** The request **
From the entries below, gather each line containing the word "years".

** Records for this task **
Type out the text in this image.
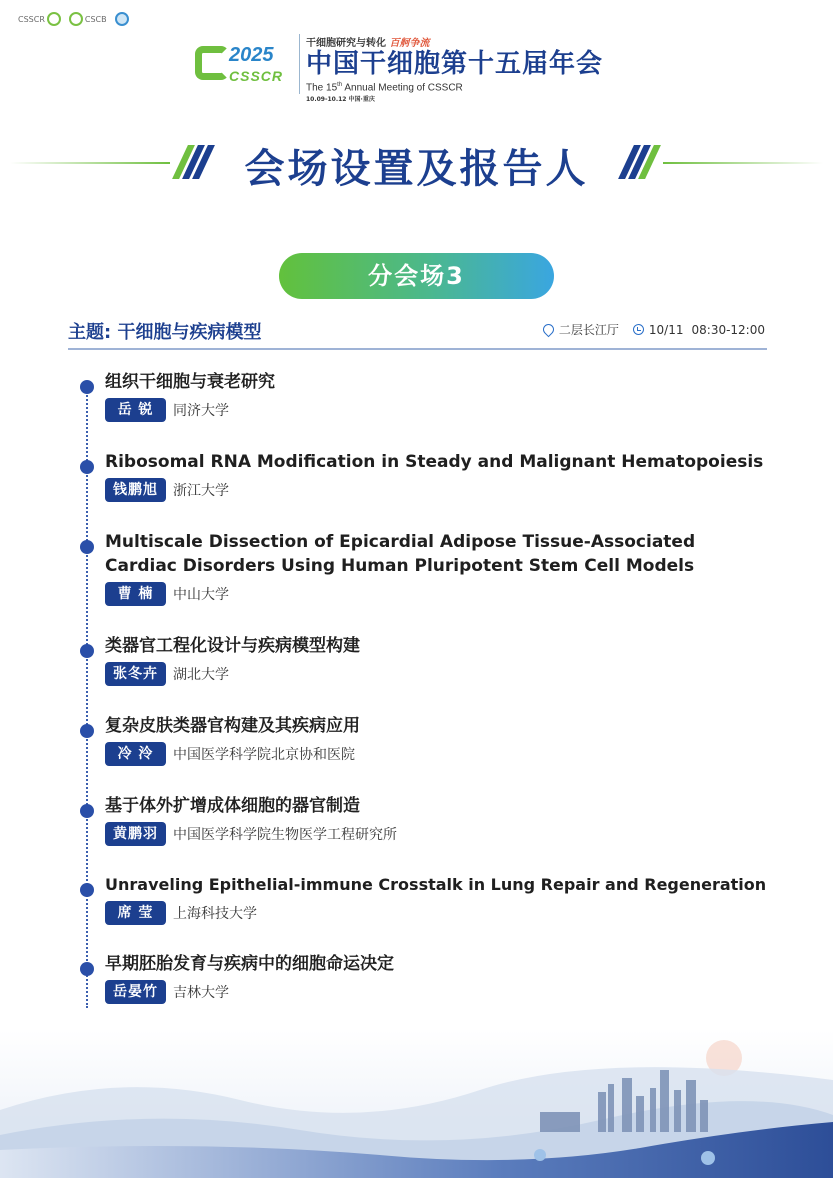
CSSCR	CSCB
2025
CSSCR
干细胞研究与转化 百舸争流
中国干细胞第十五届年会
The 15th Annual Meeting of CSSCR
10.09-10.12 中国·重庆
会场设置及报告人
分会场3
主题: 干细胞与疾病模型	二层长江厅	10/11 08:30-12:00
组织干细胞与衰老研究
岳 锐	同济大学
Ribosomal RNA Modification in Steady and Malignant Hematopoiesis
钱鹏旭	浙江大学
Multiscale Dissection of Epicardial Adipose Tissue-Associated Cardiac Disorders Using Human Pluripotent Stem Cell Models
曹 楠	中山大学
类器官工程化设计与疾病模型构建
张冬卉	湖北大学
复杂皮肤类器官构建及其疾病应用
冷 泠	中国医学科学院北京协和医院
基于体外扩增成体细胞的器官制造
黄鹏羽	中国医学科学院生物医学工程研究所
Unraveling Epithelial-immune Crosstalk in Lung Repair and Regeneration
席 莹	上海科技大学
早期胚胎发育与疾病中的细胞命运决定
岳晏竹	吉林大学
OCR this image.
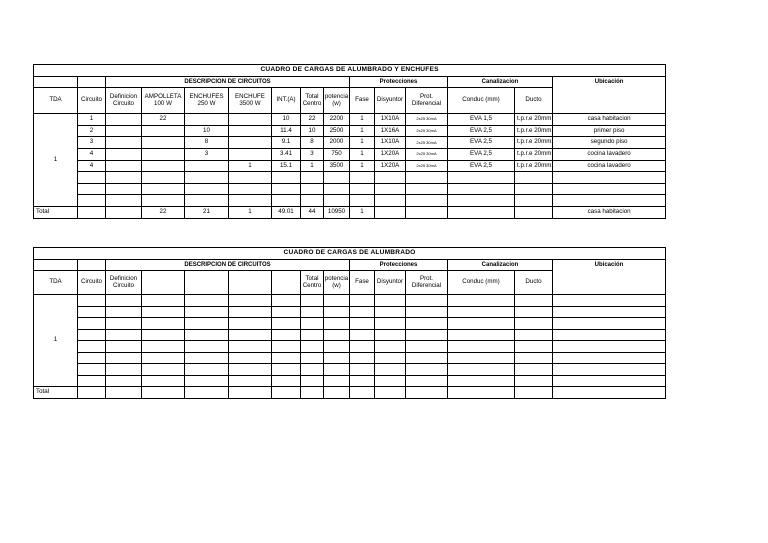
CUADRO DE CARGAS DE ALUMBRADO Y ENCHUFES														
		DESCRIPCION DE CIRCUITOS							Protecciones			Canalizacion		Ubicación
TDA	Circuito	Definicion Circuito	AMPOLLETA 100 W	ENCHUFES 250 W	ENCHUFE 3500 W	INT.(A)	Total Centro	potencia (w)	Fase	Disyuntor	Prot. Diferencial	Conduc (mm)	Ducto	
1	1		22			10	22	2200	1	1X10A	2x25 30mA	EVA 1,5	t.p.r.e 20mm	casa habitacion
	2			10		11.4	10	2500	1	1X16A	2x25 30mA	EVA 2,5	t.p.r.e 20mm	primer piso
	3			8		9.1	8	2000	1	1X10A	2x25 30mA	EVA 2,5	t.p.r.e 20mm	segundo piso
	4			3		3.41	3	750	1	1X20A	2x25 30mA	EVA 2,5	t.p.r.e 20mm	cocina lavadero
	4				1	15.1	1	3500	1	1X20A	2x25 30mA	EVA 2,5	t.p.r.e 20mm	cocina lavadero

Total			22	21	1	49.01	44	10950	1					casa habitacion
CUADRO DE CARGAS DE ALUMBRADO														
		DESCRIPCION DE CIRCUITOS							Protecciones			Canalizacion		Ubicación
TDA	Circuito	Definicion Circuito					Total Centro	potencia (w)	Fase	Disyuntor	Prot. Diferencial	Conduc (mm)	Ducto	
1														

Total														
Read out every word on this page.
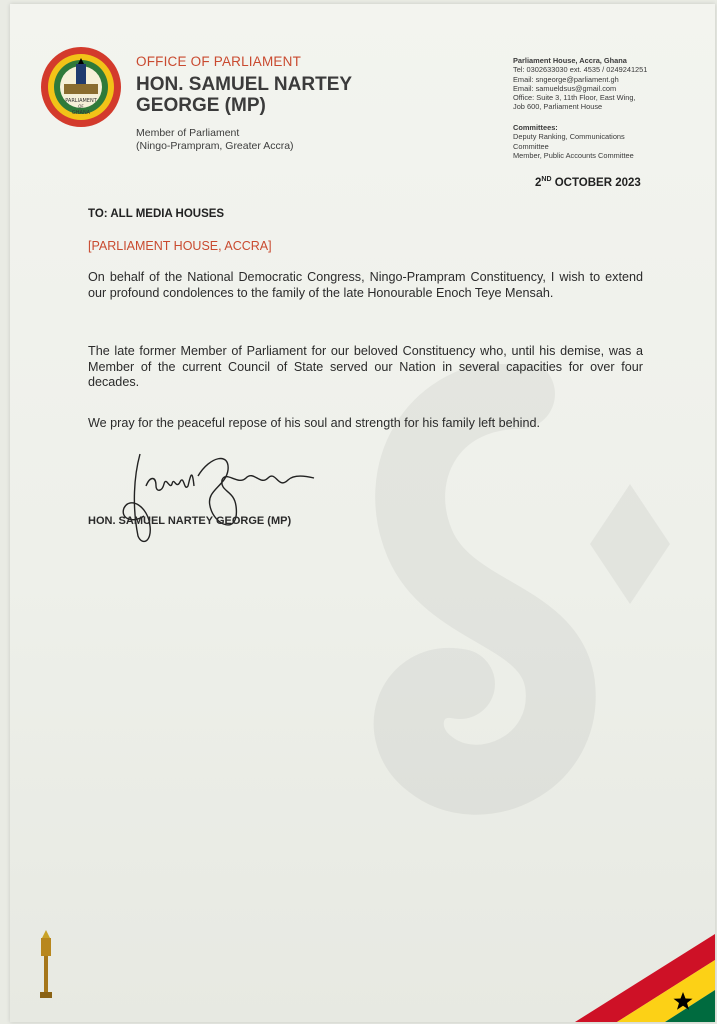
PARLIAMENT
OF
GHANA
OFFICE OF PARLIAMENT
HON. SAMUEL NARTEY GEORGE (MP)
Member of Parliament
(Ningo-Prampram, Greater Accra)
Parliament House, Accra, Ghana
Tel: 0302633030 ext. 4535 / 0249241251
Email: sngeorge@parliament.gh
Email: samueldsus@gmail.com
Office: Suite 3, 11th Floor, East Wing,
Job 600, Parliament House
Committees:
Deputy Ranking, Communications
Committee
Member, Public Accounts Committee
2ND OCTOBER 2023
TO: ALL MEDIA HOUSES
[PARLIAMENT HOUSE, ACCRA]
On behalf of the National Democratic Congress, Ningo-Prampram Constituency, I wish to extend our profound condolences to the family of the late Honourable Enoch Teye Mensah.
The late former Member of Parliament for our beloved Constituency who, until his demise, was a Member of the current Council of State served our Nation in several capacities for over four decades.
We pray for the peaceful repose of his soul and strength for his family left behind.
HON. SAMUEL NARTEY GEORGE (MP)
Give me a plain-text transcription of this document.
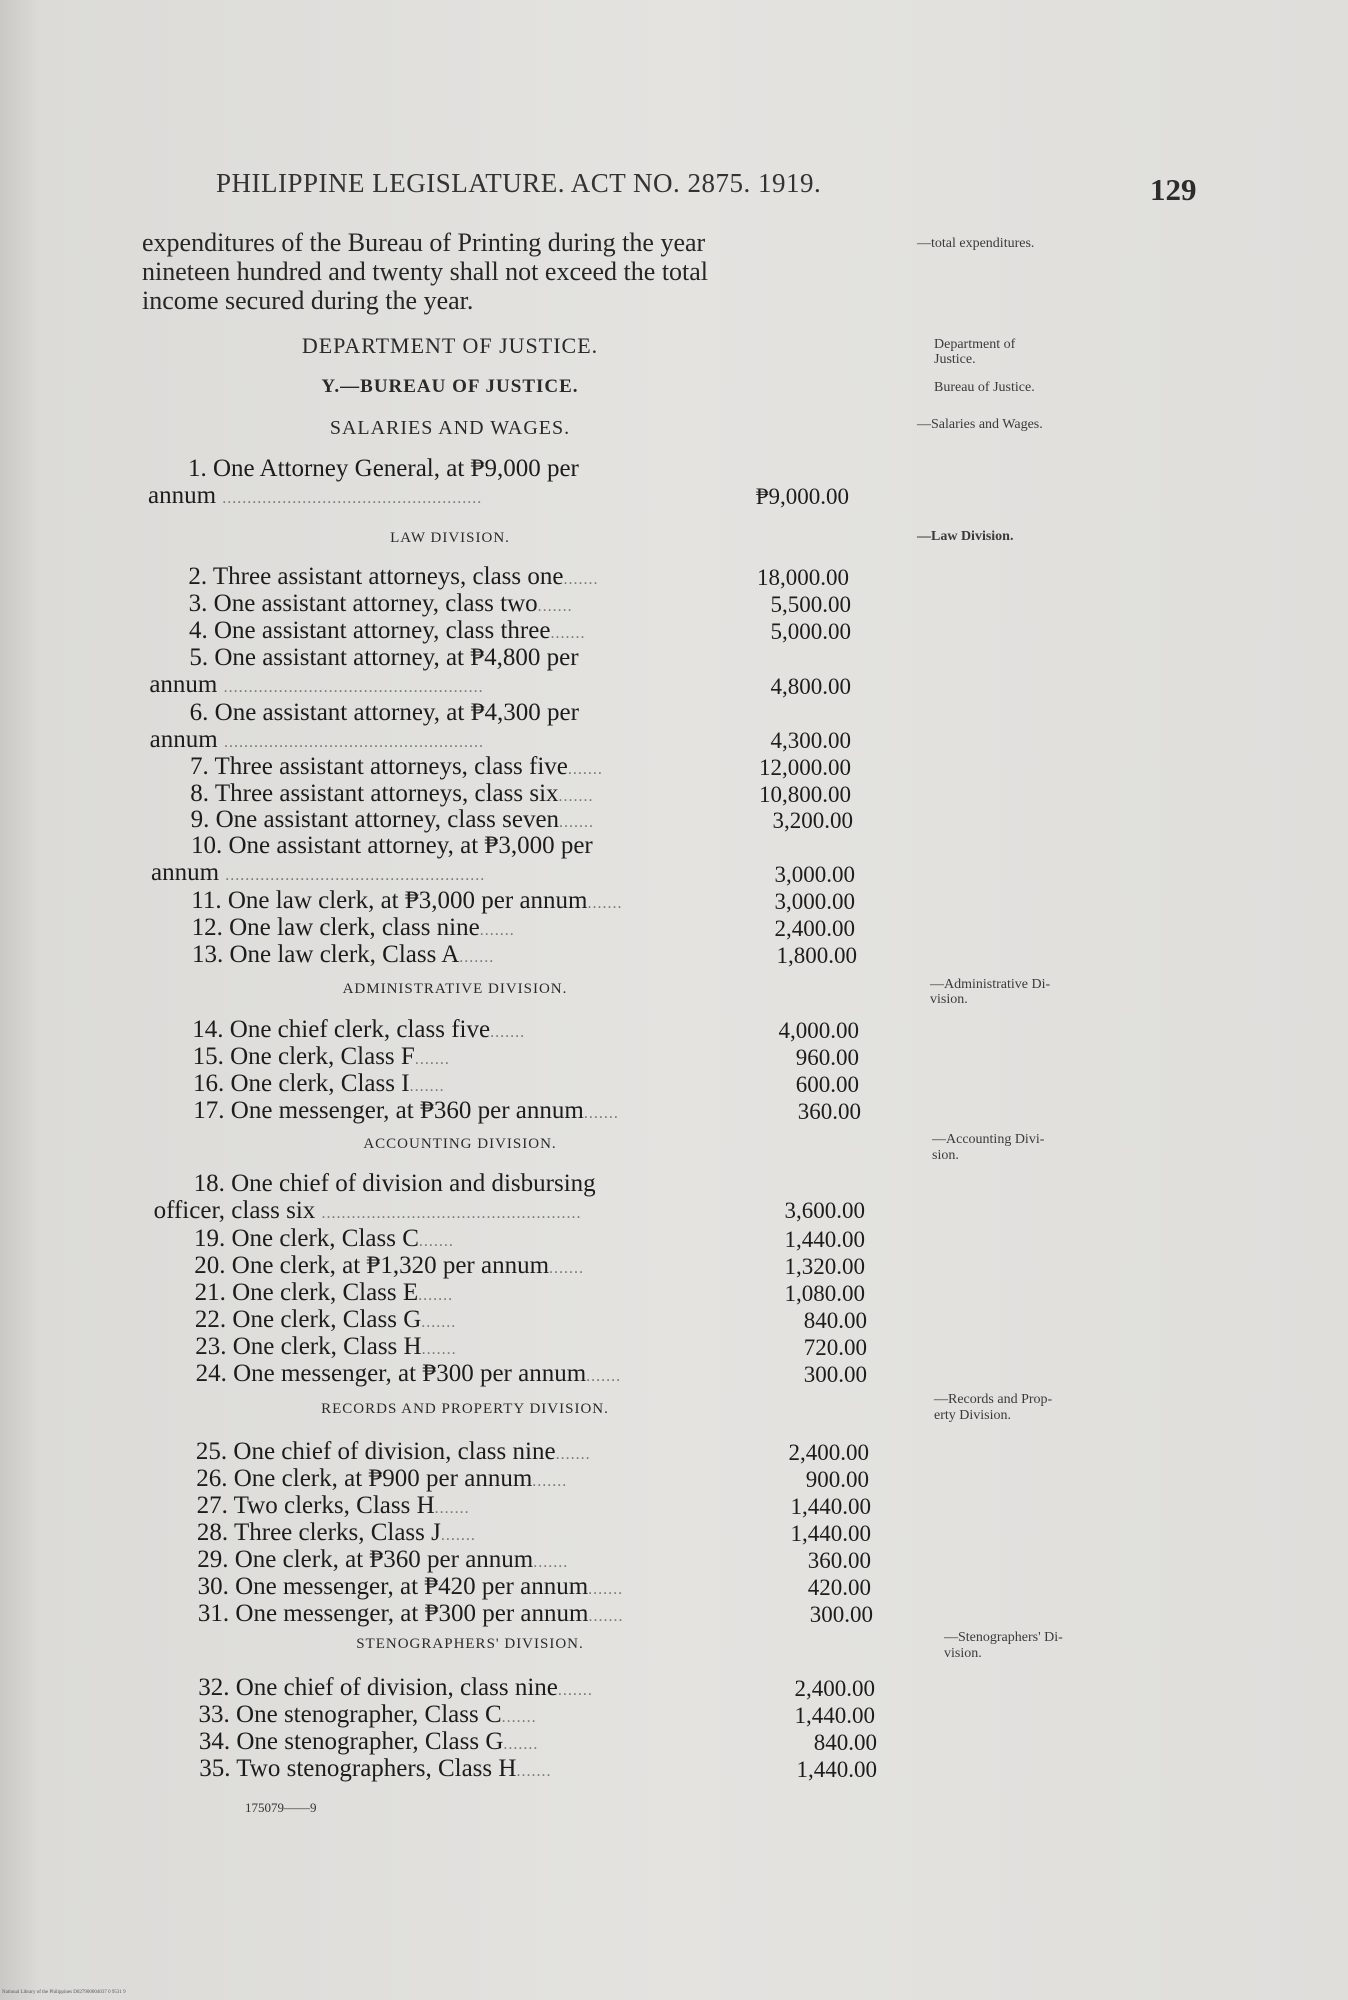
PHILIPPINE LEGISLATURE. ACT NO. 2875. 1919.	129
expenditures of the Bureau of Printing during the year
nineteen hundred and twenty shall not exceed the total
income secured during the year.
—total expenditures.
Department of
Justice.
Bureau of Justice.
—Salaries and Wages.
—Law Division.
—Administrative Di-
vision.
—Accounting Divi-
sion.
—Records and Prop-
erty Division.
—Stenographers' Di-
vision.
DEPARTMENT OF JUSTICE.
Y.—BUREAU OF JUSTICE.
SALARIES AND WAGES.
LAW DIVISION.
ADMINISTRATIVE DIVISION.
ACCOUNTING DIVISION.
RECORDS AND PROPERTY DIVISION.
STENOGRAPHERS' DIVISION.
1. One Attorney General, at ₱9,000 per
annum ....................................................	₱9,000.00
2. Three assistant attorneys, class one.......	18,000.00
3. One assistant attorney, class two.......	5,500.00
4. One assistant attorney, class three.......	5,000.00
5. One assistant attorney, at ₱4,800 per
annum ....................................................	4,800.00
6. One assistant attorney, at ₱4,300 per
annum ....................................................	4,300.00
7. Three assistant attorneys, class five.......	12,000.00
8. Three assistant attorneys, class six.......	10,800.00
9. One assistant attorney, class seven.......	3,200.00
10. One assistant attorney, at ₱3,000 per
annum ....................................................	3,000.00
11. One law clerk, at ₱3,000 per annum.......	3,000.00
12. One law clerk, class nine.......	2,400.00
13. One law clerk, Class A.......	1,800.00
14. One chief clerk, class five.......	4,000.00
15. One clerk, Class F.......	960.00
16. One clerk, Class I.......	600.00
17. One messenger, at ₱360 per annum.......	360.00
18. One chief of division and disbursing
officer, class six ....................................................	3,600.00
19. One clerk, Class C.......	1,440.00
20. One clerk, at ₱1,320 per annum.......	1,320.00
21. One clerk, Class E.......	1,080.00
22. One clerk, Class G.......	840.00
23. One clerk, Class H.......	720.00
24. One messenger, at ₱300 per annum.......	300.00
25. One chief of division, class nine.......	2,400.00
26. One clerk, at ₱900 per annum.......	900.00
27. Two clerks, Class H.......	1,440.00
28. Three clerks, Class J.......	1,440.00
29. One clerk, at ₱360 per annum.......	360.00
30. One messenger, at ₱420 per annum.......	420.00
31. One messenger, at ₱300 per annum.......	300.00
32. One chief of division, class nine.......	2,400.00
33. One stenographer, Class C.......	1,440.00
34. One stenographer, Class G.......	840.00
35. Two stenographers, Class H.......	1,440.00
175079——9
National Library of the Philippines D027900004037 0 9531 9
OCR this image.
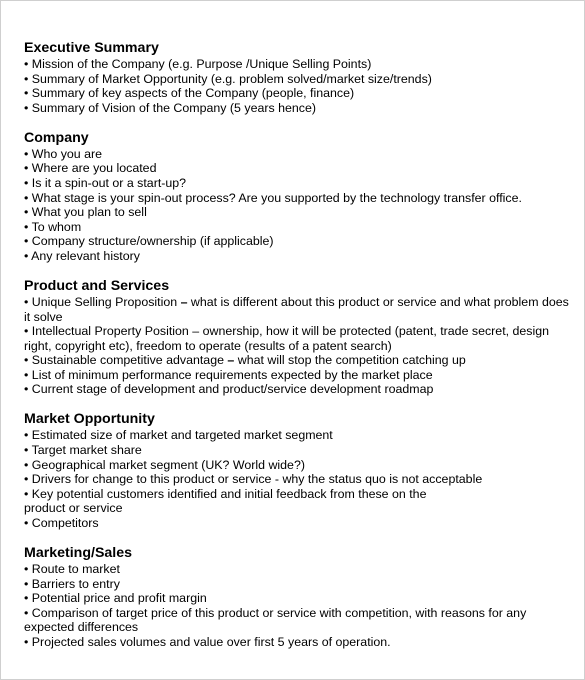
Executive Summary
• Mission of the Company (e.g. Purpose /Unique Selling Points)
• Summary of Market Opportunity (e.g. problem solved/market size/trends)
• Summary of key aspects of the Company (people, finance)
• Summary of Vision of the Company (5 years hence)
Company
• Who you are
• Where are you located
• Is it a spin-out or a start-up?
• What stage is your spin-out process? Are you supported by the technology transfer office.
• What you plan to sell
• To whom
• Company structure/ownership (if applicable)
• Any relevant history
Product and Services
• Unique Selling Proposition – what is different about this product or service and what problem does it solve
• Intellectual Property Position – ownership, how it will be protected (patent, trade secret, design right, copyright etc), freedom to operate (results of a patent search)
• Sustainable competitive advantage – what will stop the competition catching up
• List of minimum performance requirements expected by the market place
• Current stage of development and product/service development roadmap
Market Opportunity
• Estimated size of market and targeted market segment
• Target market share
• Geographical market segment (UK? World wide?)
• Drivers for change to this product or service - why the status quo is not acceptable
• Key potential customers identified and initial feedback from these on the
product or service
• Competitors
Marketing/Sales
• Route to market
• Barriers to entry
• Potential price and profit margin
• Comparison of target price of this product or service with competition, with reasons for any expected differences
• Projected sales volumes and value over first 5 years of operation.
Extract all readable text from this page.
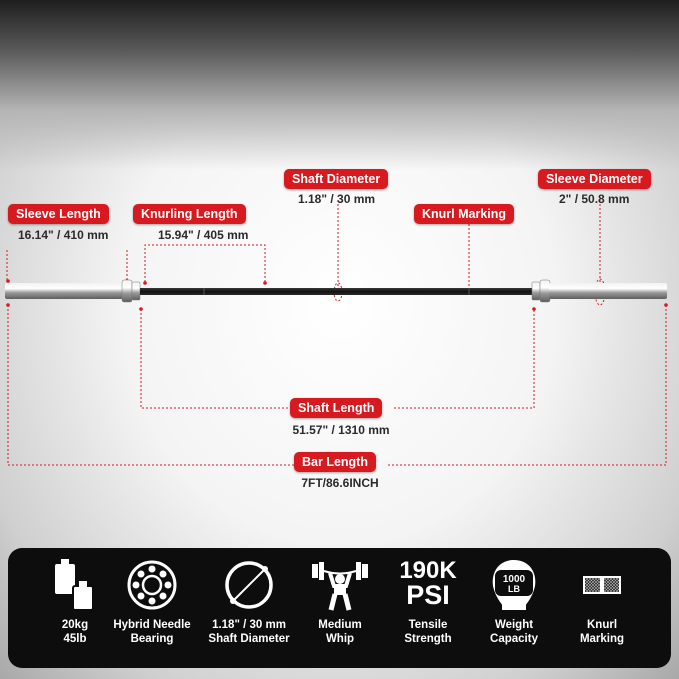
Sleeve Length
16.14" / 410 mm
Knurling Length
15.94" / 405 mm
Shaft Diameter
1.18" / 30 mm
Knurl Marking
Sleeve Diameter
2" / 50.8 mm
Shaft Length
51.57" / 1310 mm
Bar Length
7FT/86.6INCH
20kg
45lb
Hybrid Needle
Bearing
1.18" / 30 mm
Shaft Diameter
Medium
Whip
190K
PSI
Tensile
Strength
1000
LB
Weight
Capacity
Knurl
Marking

** Result **
• Summary of Vision of the Company (5 years hence)
• Projected sales volumes and value over first 5 years of operation.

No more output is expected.